■ Exercise details
Please copy out everything from the start of the material down to the line containing "hex-byte[interactable]: 00 <box>392 490", including that line, character for character.

## begin

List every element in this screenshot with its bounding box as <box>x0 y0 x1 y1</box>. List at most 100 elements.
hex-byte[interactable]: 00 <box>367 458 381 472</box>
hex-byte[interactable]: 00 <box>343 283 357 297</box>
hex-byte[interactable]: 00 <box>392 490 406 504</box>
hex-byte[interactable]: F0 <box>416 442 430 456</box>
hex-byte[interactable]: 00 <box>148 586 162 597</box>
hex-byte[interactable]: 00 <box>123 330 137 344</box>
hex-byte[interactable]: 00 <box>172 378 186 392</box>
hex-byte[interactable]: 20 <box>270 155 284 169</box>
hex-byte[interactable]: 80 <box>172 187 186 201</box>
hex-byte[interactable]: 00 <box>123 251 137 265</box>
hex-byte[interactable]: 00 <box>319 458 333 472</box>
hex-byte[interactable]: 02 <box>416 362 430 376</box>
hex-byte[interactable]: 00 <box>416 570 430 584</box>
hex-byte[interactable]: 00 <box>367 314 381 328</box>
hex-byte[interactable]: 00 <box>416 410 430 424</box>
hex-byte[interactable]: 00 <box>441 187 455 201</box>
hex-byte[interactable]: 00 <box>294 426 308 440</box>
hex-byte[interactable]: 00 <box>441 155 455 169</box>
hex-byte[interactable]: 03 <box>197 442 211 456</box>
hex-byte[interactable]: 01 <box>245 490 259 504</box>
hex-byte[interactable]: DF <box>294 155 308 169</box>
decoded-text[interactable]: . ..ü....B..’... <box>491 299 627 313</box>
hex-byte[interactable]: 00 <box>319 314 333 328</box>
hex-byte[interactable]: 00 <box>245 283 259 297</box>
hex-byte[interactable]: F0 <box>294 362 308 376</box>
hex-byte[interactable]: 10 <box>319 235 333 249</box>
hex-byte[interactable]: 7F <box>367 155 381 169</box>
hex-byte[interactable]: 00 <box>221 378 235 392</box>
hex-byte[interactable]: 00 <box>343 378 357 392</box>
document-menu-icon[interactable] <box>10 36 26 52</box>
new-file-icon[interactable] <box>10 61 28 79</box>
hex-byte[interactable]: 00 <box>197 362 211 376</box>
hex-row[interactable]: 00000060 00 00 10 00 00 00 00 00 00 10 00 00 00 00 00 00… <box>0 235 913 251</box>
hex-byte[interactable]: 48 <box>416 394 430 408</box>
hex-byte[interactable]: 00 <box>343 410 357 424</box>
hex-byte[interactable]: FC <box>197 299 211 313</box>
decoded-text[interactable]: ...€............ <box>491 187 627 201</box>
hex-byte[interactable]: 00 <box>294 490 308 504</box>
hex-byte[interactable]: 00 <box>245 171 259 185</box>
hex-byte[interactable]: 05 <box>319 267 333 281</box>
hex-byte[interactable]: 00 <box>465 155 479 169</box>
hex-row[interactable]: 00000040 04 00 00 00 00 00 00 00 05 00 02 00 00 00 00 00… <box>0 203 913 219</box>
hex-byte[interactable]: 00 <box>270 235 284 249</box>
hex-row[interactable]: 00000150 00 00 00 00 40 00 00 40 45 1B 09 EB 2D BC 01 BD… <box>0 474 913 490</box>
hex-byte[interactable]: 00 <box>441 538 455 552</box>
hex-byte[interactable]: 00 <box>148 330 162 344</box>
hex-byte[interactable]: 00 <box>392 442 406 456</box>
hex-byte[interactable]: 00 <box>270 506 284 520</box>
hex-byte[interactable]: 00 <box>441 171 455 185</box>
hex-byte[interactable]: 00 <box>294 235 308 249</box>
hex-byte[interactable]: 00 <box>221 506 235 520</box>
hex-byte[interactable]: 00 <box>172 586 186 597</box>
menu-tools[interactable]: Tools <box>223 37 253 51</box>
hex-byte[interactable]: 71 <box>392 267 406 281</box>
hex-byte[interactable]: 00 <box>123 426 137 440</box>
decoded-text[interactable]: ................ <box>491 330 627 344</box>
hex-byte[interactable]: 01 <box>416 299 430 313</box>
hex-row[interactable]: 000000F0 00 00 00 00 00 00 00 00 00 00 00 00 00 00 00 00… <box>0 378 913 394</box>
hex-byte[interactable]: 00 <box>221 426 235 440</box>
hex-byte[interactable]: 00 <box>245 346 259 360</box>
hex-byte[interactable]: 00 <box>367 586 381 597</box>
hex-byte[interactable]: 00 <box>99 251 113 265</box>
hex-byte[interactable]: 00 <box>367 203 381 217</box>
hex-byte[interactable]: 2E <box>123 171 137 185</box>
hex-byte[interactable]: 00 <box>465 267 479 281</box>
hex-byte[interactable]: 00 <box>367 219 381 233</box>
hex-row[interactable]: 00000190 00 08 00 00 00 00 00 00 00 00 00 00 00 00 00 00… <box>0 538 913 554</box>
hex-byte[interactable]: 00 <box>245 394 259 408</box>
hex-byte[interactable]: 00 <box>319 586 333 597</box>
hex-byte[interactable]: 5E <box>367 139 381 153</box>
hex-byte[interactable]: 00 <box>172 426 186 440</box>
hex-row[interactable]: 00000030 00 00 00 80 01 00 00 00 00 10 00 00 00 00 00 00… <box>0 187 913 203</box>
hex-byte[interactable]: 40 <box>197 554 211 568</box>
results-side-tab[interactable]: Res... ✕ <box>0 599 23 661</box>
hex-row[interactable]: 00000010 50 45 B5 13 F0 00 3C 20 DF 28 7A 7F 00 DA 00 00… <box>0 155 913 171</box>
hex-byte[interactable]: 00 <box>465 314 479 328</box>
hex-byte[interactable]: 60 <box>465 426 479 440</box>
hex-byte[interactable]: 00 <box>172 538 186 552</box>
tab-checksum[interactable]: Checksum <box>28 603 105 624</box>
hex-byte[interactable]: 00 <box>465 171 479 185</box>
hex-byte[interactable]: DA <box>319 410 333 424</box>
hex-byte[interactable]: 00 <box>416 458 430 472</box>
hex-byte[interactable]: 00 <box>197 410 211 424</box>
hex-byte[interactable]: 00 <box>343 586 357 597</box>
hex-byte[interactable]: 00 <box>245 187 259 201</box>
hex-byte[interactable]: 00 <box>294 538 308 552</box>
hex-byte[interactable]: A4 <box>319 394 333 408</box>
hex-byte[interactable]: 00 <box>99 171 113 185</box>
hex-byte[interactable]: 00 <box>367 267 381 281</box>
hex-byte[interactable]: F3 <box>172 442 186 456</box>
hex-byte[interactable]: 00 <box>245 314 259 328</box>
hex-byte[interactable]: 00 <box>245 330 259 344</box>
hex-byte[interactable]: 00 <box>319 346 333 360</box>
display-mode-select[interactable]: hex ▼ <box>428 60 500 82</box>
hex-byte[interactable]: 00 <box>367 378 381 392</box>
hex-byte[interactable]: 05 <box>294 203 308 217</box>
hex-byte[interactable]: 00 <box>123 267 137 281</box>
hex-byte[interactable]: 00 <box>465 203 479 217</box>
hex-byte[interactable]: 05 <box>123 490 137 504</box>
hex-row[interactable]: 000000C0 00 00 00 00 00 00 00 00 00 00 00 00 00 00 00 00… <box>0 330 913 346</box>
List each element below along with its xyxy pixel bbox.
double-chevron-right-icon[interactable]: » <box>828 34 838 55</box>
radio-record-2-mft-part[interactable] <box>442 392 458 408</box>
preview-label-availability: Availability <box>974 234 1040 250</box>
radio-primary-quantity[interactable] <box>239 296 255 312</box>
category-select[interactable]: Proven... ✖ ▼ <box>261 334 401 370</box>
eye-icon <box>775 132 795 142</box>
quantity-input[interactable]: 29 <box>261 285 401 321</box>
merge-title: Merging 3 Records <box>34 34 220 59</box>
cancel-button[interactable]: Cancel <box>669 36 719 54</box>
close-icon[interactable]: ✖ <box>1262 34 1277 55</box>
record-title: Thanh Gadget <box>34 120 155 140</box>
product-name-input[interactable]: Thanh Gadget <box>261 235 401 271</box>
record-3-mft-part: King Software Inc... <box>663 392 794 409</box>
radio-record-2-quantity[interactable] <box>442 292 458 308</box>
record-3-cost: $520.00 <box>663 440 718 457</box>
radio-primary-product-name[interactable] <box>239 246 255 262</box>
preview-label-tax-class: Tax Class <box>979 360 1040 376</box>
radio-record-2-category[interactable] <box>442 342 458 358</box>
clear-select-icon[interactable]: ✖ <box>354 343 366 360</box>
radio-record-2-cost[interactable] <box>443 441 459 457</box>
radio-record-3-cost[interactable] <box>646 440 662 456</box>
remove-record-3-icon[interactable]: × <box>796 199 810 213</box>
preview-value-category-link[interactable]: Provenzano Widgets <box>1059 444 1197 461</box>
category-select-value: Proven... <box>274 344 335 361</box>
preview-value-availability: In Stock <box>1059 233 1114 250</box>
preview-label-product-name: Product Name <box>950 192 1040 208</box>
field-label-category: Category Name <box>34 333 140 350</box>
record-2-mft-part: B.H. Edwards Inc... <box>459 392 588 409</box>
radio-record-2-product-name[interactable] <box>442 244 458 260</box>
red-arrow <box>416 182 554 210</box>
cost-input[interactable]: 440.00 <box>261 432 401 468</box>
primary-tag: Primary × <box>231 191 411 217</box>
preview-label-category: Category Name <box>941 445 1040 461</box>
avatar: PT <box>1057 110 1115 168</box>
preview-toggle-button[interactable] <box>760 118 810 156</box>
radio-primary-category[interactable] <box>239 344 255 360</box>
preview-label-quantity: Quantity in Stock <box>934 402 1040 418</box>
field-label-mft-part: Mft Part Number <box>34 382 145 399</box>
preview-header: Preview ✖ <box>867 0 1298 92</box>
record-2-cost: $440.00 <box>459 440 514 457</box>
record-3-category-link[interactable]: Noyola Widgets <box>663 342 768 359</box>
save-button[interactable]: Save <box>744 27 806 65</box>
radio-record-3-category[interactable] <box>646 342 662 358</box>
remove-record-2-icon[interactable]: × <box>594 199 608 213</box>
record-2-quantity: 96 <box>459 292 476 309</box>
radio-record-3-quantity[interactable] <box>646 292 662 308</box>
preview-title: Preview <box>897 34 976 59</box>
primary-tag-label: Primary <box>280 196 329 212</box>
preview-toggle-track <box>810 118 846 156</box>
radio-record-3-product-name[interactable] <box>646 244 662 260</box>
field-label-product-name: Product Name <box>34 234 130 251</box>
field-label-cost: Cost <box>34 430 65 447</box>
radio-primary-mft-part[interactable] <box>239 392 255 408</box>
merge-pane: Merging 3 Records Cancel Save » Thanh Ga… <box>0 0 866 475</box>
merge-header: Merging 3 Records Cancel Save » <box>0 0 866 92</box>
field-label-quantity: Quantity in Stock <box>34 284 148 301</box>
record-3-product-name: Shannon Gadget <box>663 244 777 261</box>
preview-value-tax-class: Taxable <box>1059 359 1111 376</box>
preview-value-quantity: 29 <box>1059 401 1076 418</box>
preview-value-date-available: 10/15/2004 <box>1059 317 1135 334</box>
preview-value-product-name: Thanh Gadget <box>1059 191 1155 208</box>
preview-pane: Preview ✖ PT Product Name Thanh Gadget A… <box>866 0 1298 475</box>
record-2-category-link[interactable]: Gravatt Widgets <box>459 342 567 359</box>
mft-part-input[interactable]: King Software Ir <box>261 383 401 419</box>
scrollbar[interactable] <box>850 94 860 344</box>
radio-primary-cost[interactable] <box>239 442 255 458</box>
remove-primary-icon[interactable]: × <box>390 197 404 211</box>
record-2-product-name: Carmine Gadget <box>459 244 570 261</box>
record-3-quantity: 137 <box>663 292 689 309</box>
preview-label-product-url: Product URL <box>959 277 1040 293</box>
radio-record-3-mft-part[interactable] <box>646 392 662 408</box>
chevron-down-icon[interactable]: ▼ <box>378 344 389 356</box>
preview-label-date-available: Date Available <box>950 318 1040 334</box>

## end

■ In response
List every element in this screenshot with its bounding box as <box>x0 y0 x1 y1</box>. List at most 100 elements.
hex-byte[interactable]: 00 <box>367 458 381 472</box>
hex-byte[interactable]: 00 <box>343 283 357 297</box>
hex-byte[interactable]: 00 <box>392 490 406 504</box>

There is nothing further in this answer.